**Exercise requirements:** Quote the listing below in its entirety, omitting every image.
════════
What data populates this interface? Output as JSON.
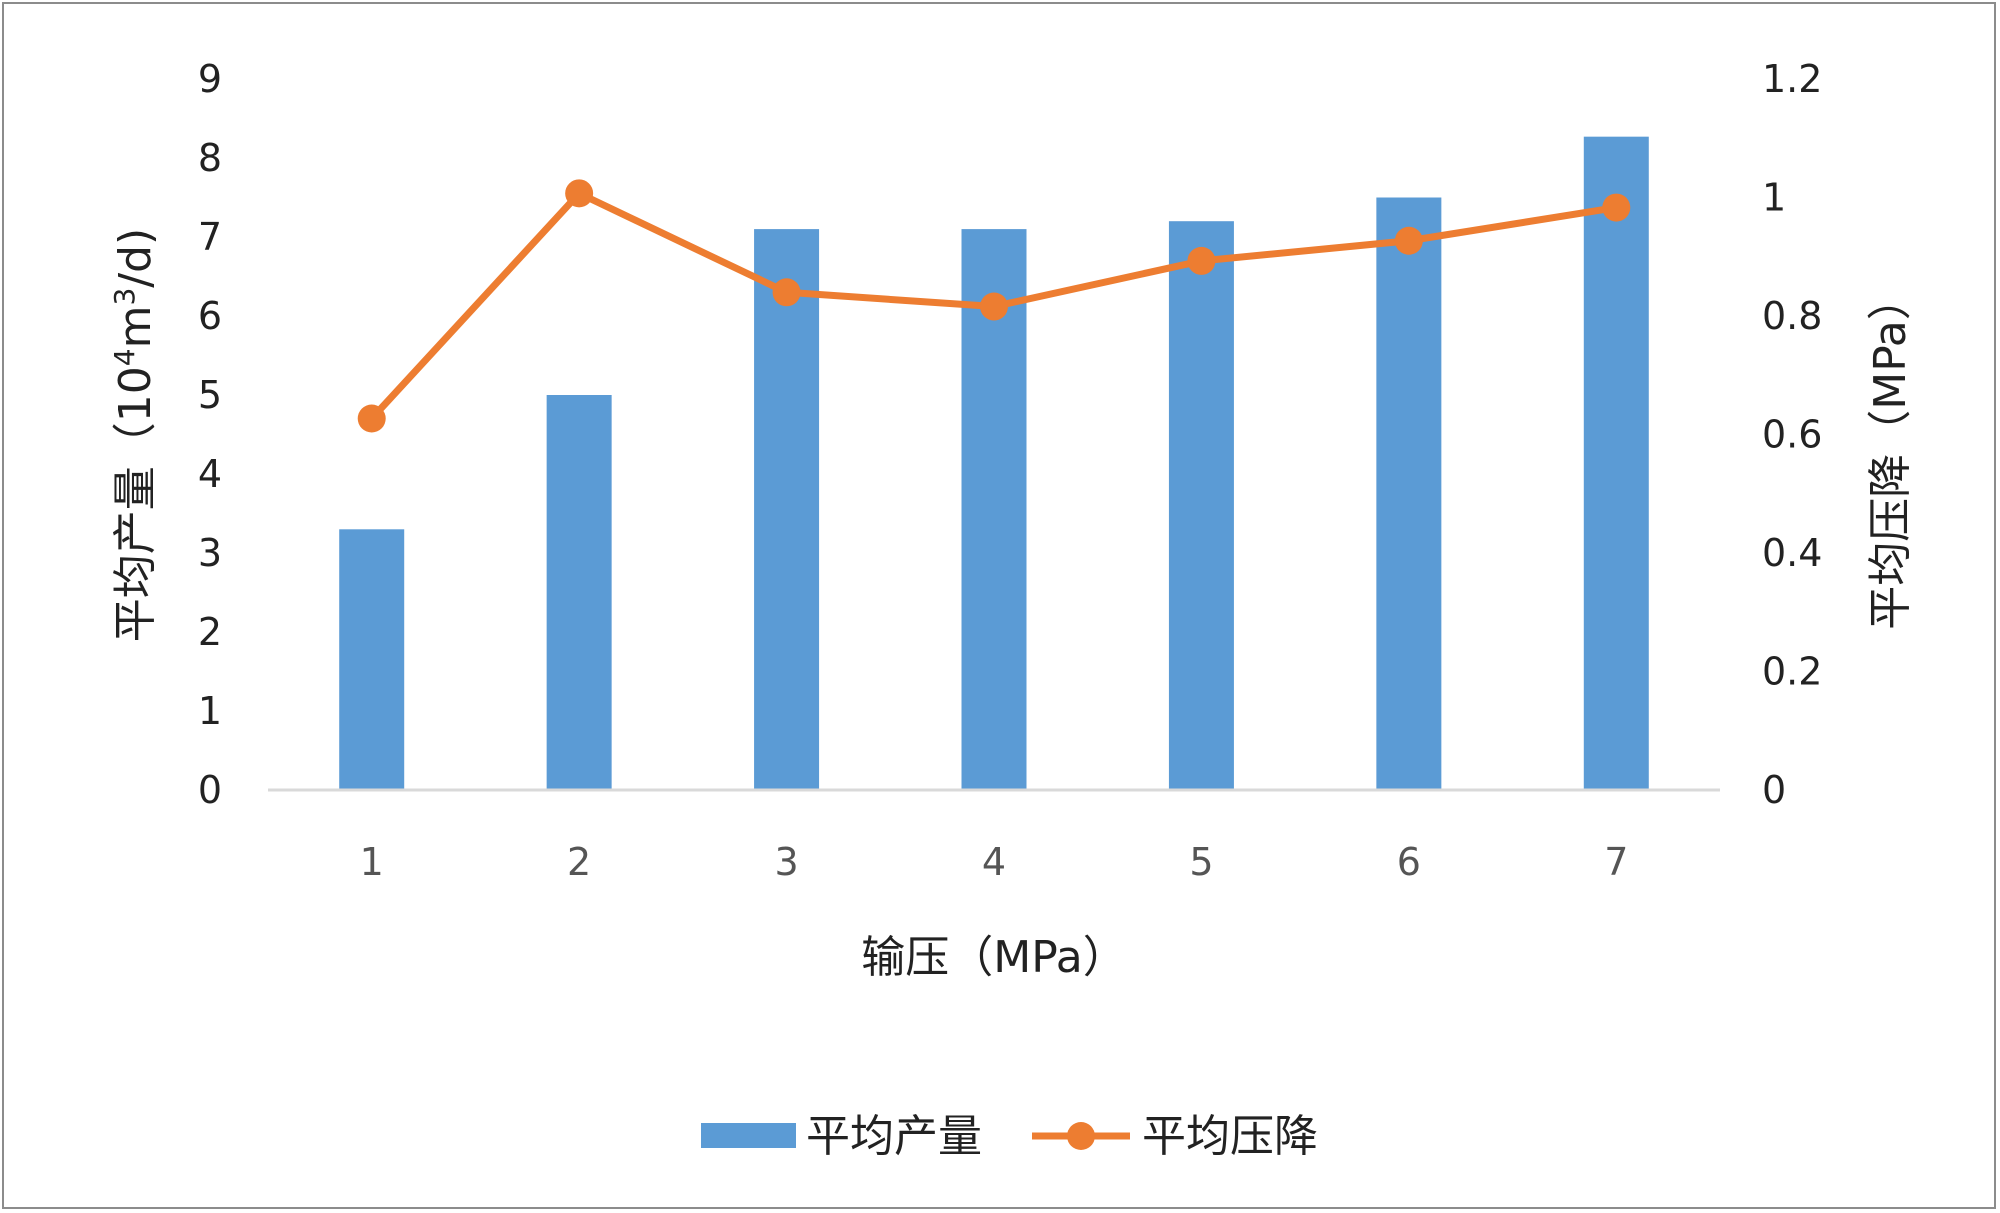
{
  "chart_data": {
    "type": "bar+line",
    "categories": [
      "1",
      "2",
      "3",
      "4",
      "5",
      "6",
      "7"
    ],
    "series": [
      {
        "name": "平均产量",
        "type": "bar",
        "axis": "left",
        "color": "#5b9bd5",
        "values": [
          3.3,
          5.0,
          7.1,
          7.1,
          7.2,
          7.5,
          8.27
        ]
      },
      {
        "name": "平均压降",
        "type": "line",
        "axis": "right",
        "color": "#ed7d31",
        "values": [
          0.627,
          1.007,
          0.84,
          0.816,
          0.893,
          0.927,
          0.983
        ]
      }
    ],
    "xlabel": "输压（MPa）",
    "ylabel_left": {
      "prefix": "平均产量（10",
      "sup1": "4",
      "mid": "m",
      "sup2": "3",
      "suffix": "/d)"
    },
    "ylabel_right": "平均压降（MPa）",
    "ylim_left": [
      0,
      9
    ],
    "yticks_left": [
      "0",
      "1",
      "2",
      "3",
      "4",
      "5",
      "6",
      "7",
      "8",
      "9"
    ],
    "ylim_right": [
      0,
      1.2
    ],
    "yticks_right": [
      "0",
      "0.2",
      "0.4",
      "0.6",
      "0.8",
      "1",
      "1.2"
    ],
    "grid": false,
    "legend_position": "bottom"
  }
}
════════
**The completed task:**
What data populates this interface? Output as JSON.
{
  "chart_data": {
    "type": "bar+line",
    "categories": [
      "1",
      "2",
      "3",
      "4",
      "5",
      "6",
      "7"
    ],
    "series": [
      {
        "name": "平均产量",
        "type": "bar",
        "axis": "left",
        "color": "#5b9bd5",
        "values": [
          3.3,
          5.0,
          7.1,
          7.1,
          7.2,
          7.5,
          8.27
        ]
      },
      {
        "name": "平均压降",
        "type": "line",
        "axis": "right",
        "color": "#ed7d31",
        "values": [
          0.627,
          1.007,
          0.84,
          0.816,
          0.893,
          0.927,
          0.983
        ]
      }
    ],
    "xlabel": "输压（MPa）",
    "ylabel_left": {
      "prefix": "平均产量（10",
      "sup1": "4",
      "mid": "m",
      "sup2": "3",
      "suffix": "/d)"
    },
    "ylabel_right": "平均压降（MPa）",
    "ylim_left": [
      0,
      9
    ],
    "yticks_left": [
      "0",
      "1",
      "2",
      "3",
      "4",
      "5",
      "6",
      "7",
      "8",
      "9"
    ],
    "ylim_right": [
      0,
      1.2
    ],
    "yticks_right": [
      "0",
      "0.2",
      "0.4",
      "0.6",
      "0.8",
      "1",
      "1.2"
    ],
    "grid": false,
    "legend_position": "bottom"
  }
}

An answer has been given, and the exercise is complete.